======== EXCERPTED DATA ========
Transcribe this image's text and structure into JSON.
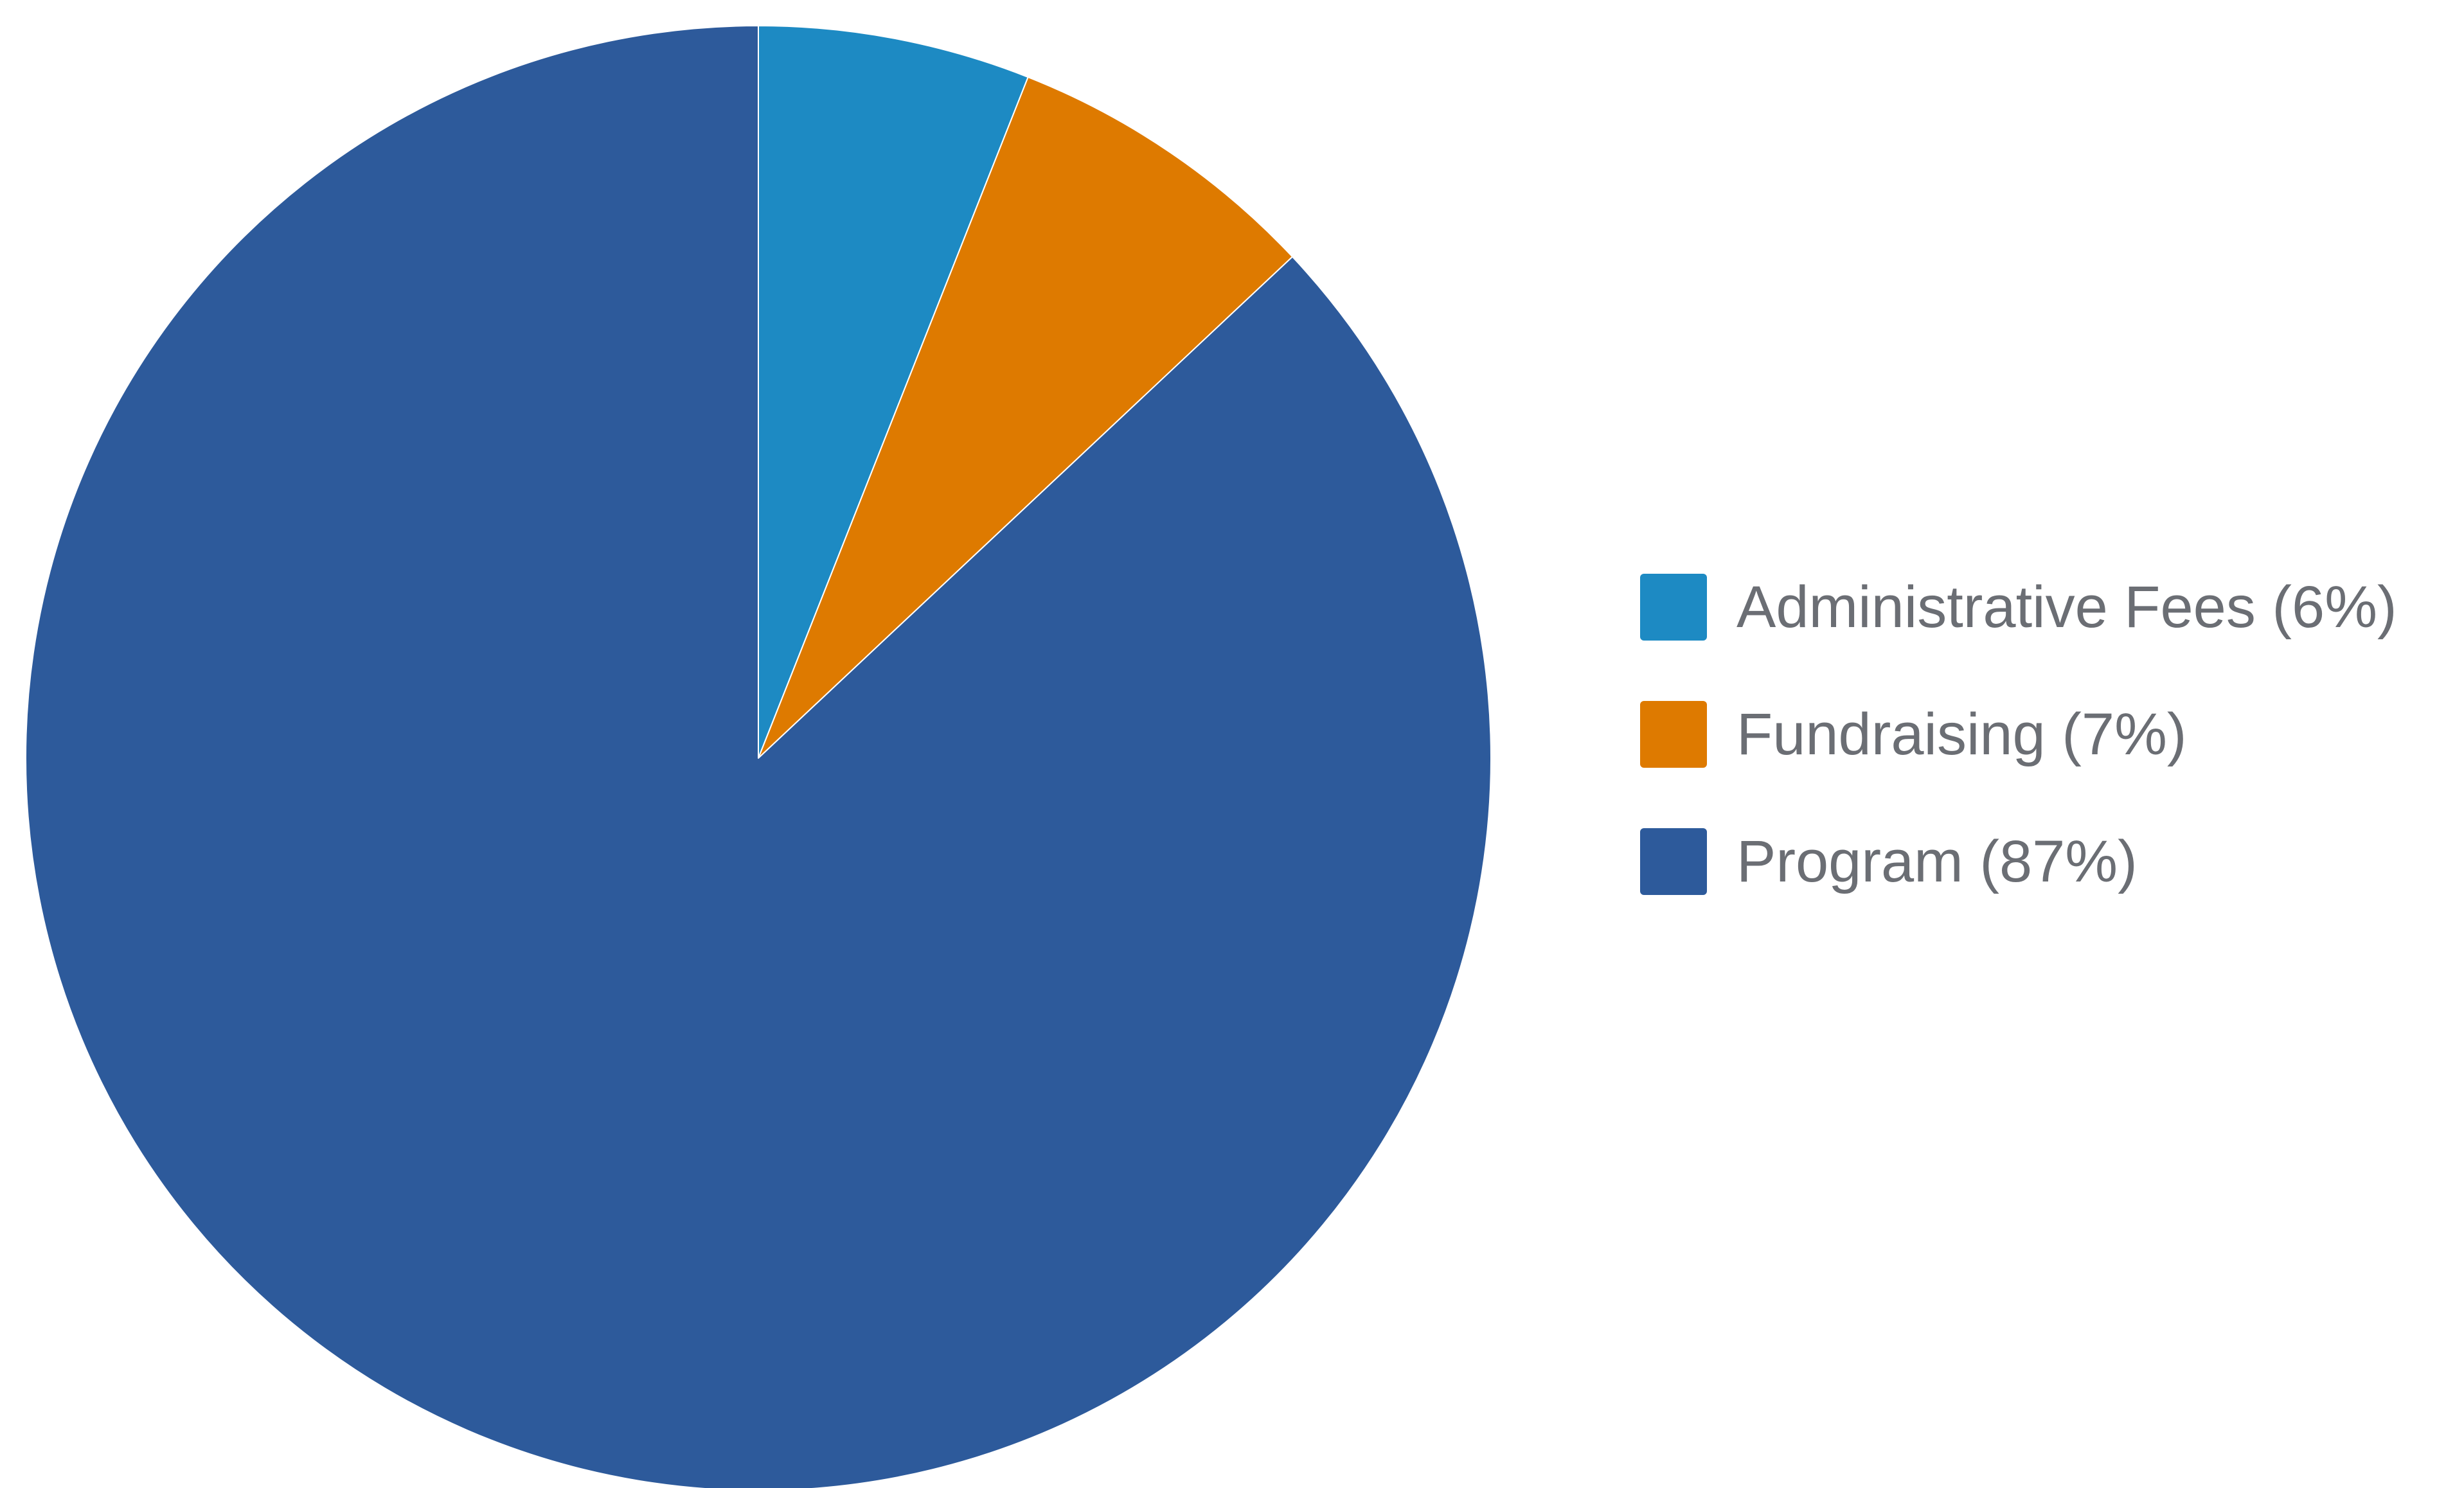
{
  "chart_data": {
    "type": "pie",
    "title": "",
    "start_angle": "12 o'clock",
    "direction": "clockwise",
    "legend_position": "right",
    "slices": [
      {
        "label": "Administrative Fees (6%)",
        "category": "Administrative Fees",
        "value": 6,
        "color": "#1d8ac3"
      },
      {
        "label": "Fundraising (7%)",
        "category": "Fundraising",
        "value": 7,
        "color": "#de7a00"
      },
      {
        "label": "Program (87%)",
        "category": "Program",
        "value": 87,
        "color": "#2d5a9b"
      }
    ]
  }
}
========
======== EXCERPTED DATA ========
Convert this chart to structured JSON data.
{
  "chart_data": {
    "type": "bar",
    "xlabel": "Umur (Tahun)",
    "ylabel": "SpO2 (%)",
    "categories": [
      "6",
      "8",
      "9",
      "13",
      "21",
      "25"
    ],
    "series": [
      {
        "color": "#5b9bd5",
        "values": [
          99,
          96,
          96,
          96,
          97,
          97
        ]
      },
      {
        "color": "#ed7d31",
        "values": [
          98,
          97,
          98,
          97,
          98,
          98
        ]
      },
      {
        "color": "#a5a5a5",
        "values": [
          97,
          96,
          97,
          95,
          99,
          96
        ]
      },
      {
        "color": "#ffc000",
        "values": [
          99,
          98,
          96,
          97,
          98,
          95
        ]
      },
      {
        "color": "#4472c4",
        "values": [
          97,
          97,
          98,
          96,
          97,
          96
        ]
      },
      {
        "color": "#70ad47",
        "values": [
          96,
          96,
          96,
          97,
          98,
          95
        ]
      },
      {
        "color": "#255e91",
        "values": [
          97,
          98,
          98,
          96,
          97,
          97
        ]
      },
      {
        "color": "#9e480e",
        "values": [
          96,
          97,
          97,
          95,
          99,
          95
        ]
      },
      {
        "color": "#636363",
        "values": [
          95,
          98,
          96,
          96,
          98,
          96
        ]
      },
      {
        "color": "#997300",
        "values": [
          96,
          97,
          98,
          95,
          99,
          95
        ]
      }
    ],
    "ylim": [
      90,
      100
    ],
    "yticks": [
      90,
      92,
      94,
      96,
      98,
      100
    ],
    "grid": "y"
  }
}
========
### THE PROBLEM
Tally the lines of the data that hold the string "Administrative". Answer with the number and nothing more.

### SOLVED PROBLEM
2